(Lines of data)
--

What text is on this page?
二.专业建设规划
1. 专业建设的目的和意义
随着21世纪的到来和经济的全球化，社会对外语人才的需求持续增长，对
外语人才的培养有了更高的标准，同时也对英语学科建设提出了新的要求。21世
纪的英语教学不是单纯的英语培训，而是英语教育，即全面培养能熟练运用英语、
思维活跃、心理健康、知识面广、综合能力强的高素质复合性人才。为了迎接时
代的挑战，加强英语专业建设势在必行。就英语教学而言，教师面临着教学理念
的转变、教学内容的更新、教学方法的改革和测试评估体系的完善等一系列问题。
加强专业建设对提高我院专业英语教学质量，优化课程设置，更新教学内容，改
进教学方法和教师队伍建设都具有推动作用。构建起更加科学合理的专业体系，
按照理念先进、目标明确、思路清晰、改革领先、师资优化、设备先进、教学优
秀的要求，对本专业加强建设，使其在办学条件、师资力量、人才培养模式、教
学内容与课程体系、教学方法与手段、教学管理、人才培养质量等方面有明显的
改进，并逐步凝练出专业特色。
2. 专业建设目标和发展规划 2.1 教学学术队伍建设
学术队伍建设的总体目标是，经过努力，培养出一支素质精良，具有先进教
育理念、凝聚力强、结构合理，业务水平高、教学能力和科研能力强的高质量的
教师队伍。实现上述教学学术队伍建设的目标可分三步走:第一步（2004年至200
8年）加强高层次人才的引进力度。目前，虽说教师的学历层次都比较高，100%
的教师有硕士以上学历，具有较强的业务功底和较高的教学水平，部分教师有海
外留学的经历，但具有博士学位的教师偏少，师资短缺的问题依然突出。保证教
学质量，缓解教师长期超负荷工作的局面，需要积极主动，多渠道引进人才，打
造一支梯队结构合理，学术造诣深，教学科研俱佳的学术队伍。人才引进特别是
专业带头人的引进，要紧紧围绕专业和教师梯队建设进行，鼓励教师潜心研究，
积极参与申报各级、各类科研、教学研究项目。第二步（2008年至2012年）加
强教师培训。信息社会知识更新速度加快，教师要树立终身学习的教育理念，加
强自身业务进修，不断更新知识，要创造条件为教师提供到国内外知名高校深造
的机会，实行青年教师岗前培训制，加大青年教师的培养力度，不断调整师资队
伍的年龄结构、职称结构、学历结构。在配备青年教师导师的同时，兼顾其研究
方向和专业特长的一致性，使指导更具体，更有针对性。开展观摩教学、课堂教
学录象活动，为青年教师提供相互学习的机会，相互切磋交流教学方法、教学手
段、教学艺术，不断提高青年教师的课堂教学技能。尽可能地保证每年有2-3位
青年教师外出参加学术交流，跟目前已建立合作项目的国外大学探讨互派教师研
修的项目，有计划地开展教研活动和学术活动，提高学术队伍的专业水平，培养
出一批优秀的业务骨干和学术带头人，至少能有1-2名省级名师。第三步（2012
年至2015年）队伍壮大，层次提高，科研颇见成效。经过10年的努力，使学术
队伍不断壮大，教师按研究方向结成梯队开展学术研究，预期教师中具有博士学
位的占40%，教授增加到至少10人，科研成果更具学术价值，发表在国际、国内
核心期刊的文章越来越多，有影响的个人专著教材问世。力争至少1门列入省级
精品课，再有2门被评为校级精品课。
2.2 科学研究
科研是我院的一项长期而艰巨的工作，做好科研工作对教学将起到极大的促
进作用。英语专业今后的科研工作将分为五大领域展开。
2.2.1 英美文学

--

(Instruction): Write out the data again, exactly and in full.

(Exercise answer):
What text is on this page?
二.专业建设规划
1. 专业建设的目的和意义
随着21世纪的到来和经济的全球化，社会对外语人才的需求持续增长，对
外语人才的培养有了更高的标准，同时也对英语学科建设提出了新的要求。21世
纪的英语教学不是单纯的英语培训，而是英语教育，即全面培养能熟练运用英语、
思维活跃、心理健康、知识面广、综合能力强的高素质复合性人才。为了迎接时
代的挑战，加强英语专业建设势在必行。就英语教学而言，教师面临着教学理念
的转变、教学内容的更新、教学方法的改革和测试评估体系的完善等一系列问题。
加强专业建设对提高我院专业英语教学质量，优化课程设置，更新教学内容，改
进教学方法和教师队伍建设都具有推动作用。构建起更加科学合理的专业体系，
按照理念先进、目标明确、思路清晰、改革领先、师资优化、设备先进、教学优
秀的要求，对本专业加强建设，使其在办学条件、师资力量、人才培养模式、教
学内容与课程体系、教学方法与手段、教学管理、人才培养质量等方面有明显的
改进，并逐步凝练出专业特色。
2. 专业建设目标和发展规划 2.1 教学学术队伍建设
学术队伍建设的总体目标是，经过努力，培养出一支素质精良，具有先进教
育理念、凝聚力强、结构合理，业务水平高、教学能力和科研能力强的高质量的
教师队伍。实现上述教学学术队伍建设的目标可分三步走:第一步（2004年至200
8年）加强高层次人才的引进力度。目前，虽说教师的学历层次都比较高，100%
的教师有硕士以上学历，具有较强的业务功底和较高的教学水平，部分教师有海
外留学的经历，但具有博士学位的教师偏少，师资短缺的问题依然突出。保证教
学质量，缓解教师长期超负荷工作的局面，需要积极主动，多渠道引进人才，打
造一支梯队结构合理，学术造诣深，教学科研俱佳的学术队伍。人才引进特别是
专业带头人的引进，要紧紧围绕专业和教师梯队建设进行，鼓励教师潜心研究，
积极参与申报各级、各类科研、教学研究项目。第二步（2008年至2012年）加
强教师培训。信息社会知识更新速度加快，教师要树立终身学习的教育理念，加
强自身业务进修，不断更新知识，要创造条件为教师提供到国内外知名高校深造
的机会，实行青年教师岗前培训制，加大青年教师的培养力度，不断调整师资队
伍的年龄结构、职称结构、学历结构。在配备青年教师导师的同时，兼顾其研究
方向和专业特长的一致性，使指导更具体，更有针对性。开展观摩教学、课堂教
学录象活动，为青年教师提供相互学习的机会，相互切磋交流教学方法、教学手
段、教学艺术，不断提高青年教师的课堂教学技能。尽可能地保证每年有2-3位
青年教师外出参加学术交流，跟目前已建立合作项目的国外大学探讨互派教师研
修的项目，有计划地开展教研活动和学术活动，提高学术队伍的专业水平，培养
出一批优秀的业务骨干和学术带头人，至少能有1-2名省级名师。第三步（2012
年至2015年）队伍壮大，层次提高，科研颇见成效。经过10年的努力，使学术
队伍不断壮大，教师按研究方向结成梯队开展学术研究，预期教师中具有博士学
位的占40%，教授增加到至少10人，科研成果更具学术价值，发表在国际、国内
核心期刊的文章越来越多，有影响的个人专著教材问世。力争至少1门列入省级
精品课，再有2门被评为校级精品课。
2.2 科学研究
科研是我院的一项长期而艰巨的工作，做好科研工作对教学将起到极大的促
进作用。英语专业今后的科研工作将分为五大领域展开。
2.2.1 英美文学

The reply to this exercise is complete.